Exercise task: Go through the entries below and collect each line with the string "frac" in it.

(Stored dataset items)
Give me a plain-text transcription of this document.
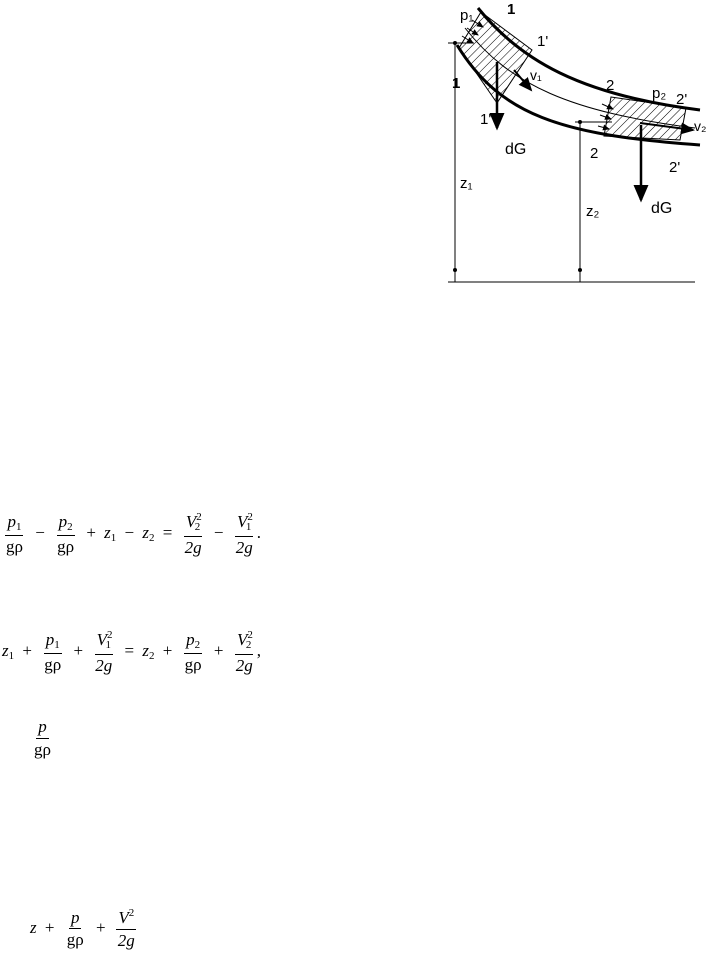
p₁ 1
1
1'
1'
v₁
dG
z₁
2	p₂ 2'
v₂
2
2'
z₂	dG
$\frac{p_1}{g\rho} - \frac{p_2}{g\rho} + z_1 - z_2 = \frac{V^2_2}{2g} - \frac{V^2_1}{2g}$ .
$z_1 + \frac{p_1}{g\rho} + \frac{V^2_1}{2g} = z_2 + \frac{p_2}{g\rho} + \frac{V^2_2}{2g}$ ,
$\frac{p}{g\rho}$
$z + \frac{p}{g\rho} + \frac{V^2}{2g}$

Expected output:
$\frac{p_1}{g\rho} - \frac{p_2}{g\rho} + z_1 - z_2 = \frac{V^2_2}{2g} - \frac{V^2_1}{2g}$ .
$z_1 + \frac{p_1}{g\rho} + \frac{V^2_1}{2g} = z_2 + \frac{p_2}{g\rho} + \frac{V^2_2}{2g}$ ,
$\frac{p}{g\rho}$
$z + \frac{p}{g\rho} + \frac{V^2}{2g}$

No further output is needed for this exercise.